─── Passage shown

The mouse insulin kit was obtained from Mercodia, Uppsala, Sweden, and the mouse adiponectin ELISA kit was obtained from Crystal Chem, Elk Grove Village, USA. The triglyceride and free glycerol kit was obtained from Sigma‐Aldrich, St. Louis, USA.

2.6. Nomenclature of targets and ligands

Key protein targets and ligands in this article are hyperlinked to corresponding entries in the IUPHAR/BPS Guide to PHARMACOLOGY http://www.guidetopharmacology.org and are permanently archived in the Concise Guide to PHARMACOLOGY 2021/22 (Alexander et al., 2021).

3. RESULTS

3.1. In vitro properties of mGIPAnt‐1

The antagonistic properties of mGIPAnt‐1 were determined in vitro in cAMP accumulation before initiation of the in vivo studies in comparison to the naturally occurring GIPR GIP(3‐30)NH2. The experiments were done on both the human and mouse GIP receptor to examine the translatability between species. To keep the experiments species specific, mGIPAnt‐1 was compared to mouse GIP(3‐30)NH2 (mGIP(3‐30)NH2) on the mouse GIP receptor and human GIP(3‐30)NH2 (hGIP(3‐30)NH2) on the human GIP receptor. We also determined whether mGIPAnt‐1 had any intrinsic activity. Here we observed no activation of the mouse or human GIP receptor and neither did mGIP(3‐30)NH2 activate the mouse GIP receptor (Figure 1a,b) as previously shown for hGIP(3‐30)NH2 on the human GIP receptor (Gabe et al., 2018; Gasbjerg et al., 2017; Hansen et al., 2016). mGIPAnt‐1 inhibited the mouse GIP receptor with a 3‐fold better potency than mGIP(3‐30)NH2 with an IC50 of 269 nM compared to 813 nM, respectively (Figure 1a). Focusing on the human GIPR, mGIPAnt‐1 antagonized with an IC50 of 11 nM (Figure 1b), which is similar to that of hGIP(3‐30)NH2 previously shown to antagonize with an IC50 of 12 nM (Hansen et al., 2016).

──────
─── Supplied information

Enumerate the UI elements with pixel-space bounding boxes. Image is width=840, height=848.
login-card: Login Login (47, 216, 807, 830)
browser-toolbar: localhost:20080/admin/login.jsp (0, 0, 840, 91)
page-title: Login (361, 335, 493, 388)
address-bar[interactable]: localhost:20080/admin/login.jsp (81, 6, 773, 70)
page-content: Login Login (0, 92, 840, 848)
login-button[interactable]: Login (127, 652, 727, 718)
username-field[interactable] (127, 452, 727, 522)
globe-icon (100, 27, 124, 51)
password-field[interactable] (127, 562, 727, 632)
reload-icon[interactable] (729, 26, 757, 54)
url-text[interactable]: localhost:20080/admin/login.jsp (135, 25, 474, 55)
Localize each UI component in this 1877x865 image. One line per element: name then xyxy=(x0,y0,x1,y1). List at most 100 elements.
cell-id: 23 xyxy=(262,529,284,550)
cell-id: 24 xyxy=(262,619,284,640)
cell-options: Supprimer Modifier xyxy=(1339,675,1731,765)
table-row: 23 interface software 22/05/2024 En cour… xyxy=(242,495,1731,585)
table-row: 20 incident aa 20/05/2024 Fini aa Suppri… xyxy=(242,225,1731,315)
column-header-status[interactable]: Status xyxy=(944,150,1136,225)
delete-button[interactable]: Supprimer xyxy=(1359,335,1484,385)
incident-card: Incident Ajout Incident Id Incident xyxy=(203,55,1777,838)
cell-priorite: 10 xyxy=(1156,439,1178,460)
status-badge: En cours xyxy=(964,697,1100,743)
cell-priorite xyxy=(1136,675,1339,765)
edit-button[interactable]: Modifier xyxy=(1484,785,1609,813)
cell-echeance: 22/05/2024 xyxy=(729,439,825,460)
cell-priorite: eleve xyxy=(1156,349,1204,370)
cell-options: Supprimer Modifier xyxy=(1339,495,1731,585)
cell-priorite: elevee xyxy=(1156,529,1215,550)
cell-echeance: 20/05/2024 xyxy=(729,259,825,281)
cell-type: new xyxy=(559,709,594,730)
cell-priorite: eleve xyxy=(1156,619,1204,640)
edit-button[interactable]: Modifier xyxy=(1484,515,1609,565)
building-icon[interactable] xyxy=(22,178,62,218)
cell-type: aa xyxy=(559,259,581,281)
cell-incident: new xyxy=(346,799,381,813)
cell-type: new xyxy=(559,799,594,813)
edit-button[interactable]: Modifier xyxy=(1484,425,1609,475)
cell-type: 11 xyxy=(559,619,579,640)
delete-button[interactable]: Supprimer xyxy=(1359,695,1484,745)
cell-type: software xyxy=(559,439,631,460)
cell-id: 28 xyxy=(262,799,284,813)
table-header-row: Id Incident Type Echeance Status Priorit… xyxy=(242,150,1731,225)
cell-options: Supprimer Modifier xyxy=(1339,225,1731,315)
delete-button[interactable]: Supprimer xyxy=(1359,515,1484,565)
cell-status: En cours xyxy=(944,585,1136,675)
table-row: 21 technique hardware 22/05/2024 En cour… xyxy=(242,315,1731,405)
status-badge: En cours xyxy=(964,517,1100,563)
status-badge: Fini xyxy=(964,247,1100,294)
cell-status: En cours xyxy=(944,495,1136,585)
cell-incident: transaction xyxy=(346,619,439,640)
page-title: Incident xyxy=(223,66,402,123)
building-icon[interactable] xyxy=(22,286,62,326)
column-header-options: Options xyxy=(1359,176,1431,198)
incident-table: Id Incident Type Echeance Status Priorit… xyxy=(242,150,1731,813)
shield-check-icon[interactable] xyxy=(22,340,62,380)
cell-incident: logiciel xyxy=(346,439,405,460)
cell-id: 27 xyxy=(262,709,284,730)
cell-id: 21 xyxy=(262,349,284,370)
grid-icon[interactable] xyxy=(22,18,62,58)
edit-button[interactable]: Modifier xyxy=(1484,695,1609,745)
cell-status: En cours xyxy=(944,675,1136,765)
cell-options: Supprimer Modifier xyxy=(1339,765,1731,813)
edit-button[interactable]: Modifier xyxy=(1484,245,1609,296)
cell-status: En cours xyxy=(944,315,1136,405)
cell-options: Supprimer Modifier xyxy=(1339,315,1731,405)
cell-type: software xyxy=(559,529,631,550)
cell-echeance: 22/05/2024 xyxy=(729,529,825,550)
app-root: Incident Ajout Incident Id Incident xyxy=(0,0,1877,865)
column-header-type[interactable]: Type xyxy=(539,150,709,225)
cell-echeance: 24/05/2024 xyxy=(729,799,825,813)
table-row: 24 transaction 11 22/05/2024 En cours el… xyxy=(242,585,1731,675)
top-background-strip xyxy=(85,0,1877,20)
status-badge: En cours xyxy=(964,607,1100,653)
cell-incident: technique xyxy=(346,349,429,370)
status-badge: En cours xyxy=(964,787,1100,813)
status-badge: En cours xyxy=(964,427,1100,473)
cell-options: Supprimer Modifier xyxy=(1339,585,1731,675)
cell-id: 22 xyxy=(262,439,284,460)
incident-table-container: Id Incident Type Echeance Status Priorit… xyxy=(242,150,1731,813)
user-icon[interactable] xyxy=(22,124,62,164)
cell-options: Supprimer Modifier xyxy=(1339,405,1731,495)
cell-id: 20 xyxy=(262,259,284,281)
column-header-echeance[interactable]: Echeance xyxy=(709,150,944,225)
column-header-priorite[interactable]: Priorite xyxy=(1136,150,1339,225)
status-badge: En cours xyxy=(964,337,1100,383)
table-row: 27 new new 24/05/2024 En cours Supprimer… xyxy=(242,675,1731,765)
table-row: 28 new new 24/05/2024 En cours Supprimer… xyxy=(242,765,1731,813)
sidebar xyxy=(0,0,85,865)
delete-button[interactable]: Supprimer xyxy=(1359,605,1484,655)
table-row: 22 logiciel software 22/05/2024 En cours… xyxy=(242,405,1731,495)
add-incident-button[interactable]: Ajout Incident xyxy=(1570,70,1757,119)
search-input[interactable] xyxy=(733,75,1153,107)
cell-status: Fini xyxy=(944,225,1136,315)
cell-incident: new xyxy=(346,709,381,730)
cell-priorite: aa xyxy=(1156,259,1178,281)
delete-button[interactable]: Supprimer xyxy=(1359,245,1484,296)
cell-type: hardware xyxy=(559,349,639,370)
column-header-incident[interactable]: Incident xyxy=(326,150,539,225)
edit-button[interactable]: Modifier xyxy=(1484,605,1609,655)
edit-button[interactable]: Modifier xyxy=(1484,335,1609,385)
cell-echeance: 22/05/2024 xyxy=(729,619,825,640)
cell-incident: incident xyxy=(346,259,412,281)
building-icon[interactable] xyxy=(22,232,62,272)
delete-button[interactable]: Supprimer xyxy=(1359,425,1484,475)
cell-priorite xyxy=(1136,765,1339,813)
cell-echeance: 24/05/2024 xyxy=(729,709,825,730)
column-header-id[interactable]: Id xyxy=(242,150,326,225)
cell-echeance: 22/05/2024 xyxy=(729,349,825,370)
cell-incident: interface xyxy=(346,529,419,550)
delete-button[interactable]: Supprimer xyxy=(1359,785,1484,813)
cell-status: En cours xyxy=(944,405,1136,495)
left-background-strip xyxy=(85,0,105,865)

──────

**Work instruction:**
From the passage on GIP receptor antagonists above, extract the stretch from "The mouse insulin" through "(Alexander et al., 2021).".

**Output of the exercise:**
The mouse insulin kit was obtained from Mercodia, Uppsala, Sweden, and the mouse adiponectin ELISA kit was obtained from Crystal Chem, Elk Grove Village, USA. The triglyceride and free glycerol kit was obtained from Sigma‐Aldrich, St. Louis, USA.

2.6. Nomenclature of targets and ligands

Key protein targets and ligands in this article are hyperlinked to corresponding entries in the IUPHAR/BPS Guide to PHARMACOLOGY http://www.guidetopharmacology.org and are permanently archived in the Concise Guide to PHARMACOLOGY 2021/22 (Alexander et al., 2021).